▶ **PROBLEM**:
When you copy the listing, skip the images and return each line verbatim.

▶ **RECORDS SUPPLIED**:
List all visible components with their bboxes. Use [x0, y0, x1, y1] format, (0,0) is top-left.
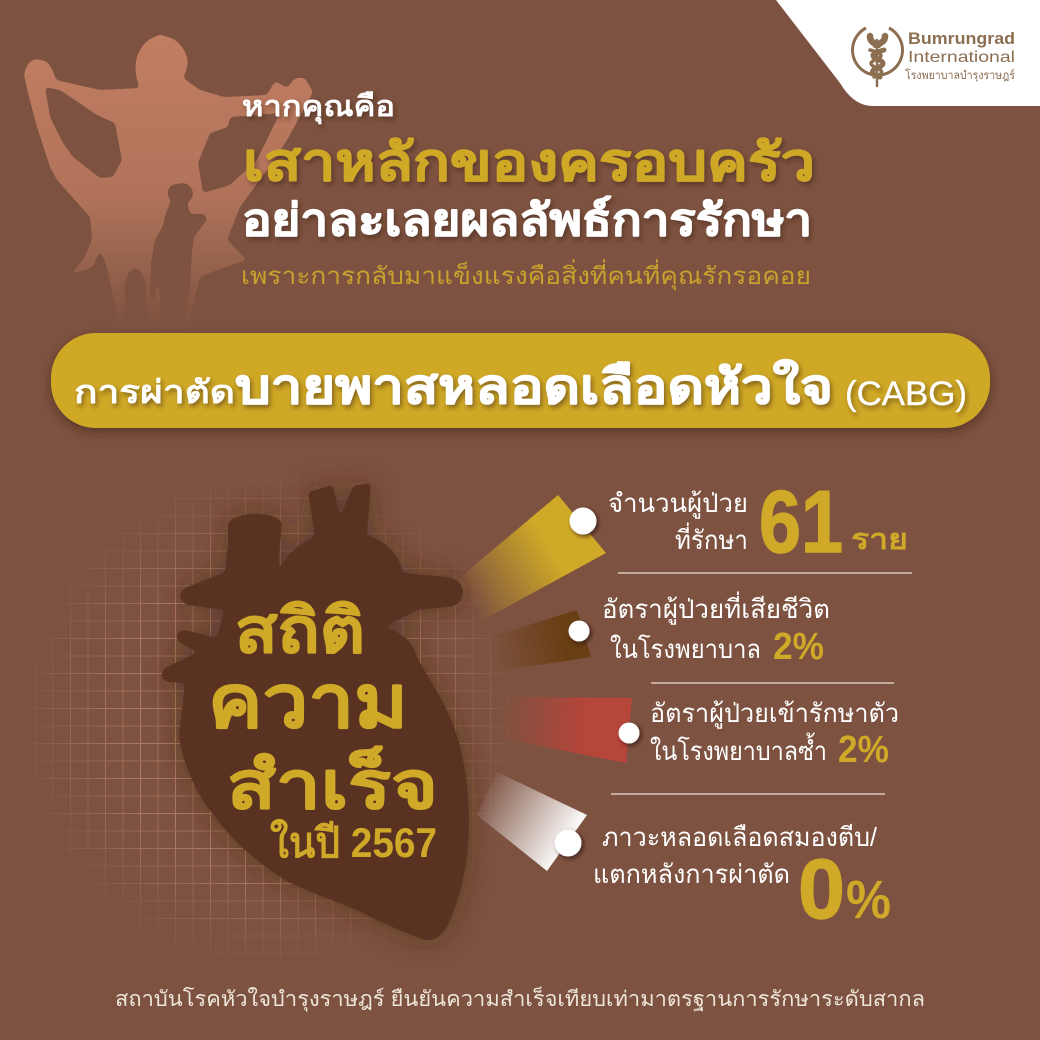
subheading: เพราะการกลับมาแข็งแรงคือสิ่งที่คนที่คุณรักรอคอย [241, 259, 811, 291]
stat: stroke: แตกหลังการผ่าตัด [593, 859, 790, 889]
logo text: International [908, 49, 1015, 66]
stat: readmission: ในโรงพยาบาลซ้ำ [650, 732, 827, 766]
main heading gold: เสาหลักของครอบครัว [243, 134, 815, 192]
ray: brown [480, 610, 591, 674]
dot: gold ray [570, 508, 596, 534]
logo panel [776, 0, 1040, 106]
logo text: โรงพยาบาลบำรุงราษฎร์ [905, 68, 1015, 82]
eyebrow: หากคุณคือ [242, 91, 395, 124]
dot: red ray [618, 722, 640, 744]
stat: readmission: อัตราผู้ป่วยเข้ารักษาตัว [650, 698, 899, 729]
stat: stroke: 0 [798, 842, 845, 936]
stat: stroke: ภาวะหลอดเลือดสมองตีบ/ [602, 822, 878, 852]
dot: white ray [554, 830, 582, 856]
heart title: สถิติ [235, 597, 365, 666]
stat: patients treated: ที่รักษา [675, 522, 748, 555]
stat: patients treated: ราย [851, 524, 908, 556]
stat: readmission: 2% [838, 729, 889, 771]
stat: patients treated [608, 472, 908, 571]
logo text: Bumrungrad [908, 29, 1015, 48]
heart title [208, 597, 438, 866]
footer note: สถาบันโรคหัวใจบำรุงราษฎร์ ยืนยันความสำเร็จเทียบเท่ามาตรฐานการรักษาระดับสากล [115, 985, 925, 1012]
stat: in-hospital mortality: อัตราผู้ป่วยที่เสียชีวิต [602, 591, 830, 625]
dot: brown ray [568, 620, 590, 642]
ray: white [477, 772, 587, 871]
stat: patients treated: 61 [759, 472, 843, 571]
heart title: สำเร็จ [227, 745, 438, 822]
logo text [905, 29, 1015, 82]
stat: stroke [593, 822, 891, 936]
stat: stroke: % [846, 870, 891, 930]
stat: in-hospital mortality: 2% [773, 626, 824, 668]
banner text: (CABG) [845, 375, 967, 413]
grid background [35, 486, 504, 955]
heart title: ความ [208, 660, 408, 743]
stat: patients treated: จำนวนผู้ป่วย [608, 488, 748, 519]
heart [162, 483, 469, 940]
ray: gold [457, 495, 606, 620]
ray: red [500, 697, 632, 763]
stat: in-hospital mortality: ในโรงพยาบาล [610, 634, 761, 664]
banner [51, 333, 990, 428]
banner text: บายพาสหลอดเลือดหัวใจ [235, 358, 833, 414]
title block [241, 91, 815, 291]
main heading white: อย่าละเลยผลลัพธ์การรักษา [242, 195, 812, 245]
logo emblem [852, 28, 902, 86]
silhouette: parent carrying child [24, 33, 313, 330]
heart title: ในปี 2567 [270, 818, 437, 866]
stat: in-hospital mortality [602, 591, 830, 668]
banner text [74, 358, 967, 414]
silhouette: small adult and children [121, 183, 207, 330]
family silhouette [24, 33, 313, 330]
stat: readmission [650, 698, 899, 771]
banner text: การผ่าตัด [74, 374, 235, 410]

▶ **ANSWER TO THE EXERCISE**:
List all visible components with their bboxes. Use [x0, y0, x1, y1] format, (0,0) is top-left.
subheading: เพราะการกลับมาแข็งแรงคือสิ่งที่คนที่คุณรักรอคอย [241, 259, 811, 291]
stat: stroke: แตกหลังการผ่าตัด [593, 859, 790, 889]
logo text: International [908, 49, 1015, 66]
stat: readmission: ในโรงพยาบาลซ้ำ [650, 732, 827, 766]
main heading gold: เสาหลักของครอบครัว [243, 134, 815, 192]
ray: brown [480, 610, 591, 674]
dot: gold ray [570, 508, 596, 534]
logo panel [776, 0, 1040, 106]
logo text: โรงพยาบาลบำรุงราษฎร์ [905, 68, 1015, 82]
eyebrow: หากคุณคือ [242, 91, 395, 124]
dot: red ray [618, 722, 640, 744]
stat: readmission: อัตราผู้ป่วยเข้ารักษาตัว [650, 698, 899, 729]
stat: stroke: 0 [798, 842, 845, 936]
stat: stroke: ภาวะหลอดเลือดสมองตีบ/ [602, 822, 878, 852]
dot: white ray [554, 830, 582, 856]
heart title: สถิติ [235, 597, 365, 666]
stat: patients treated: ที่รักษา [675, 522, 748, 555]
stat: patients treated: ราย [851, 524, 908, 556]
stat: readmission: 2% [838, 729, 889, 771]
stat: patients treated [608, 472, 908, 571]
logo text: Bumrungrad [908, 29, 1015, 48]
heart title [208, 597, 438, 866]
footer note: สถาบันโรคหัวใจบำรุงราษฎร์ ยืนยันความสำเร็จเทียบเท่ามาตรฐานการรักษาระดับสากล [115, 985, 925, 1012]
stat: in-hospital mortality: อัตราผู้ป่วยที่เสียชีวิต [602, 591, 830, 625]
dot: brown ray [568, 620, 590, 642]
ray: white [477, 772, 587, 871]
stat: patients treated: 61 [759, 472, 843, 571]
heart title: สำเร็จ [227, 745, 438, 822]
logo text [905, 29, 1015, 82]
stat: stroke [593, 822, 891, 936]
stat: stroke: % [846, 870, 891, 930]
stat: in-hospital mortality: 2% [773, 626, 824, 668]
banner text: (CABG) [845, 375, 967, 413]
grid background [35, 486, 504, 955]
heart title: ความ [208, 660, 408, 743]
stat: patients treated: จำนวนผู้ป่วย [608, 488, 748, 519]
heart [162, 483, 469, 940]
ray: gold [457, 495, 606, 620]
ray: red [500, 697, 632, 763]
stat: in-hospital mortality: ในโรงพยาบาล [610, 634, 761, 664]
banner [51, 333, 990, 428]
banner text: บายพาสหลอดเลือดหัวใจ [235, 358, 833, 414]
title block [241, 91, 815, 291]
main heading white: อย่าละเลยผลลัพธ์การรักษา [242, 195, 812, 245]
logo emblem [852, 28, 902, 86]
silhouette: parent carrying child [24, 33, 313, 330]
heart title: ในปี 2567 [270, 818, 437, 866]
stat: in-hospital mortality [602, 591, 830, 668]
banner text [74, 358, 967, 414]
silhouette: small adult and children [121, 183, 207, 330]
family silhouette [24, 33, 313, 330]
stat: readmission [650, 698, 899, 771]
banner text: การผ่าตัด [74, 374, 235, 410]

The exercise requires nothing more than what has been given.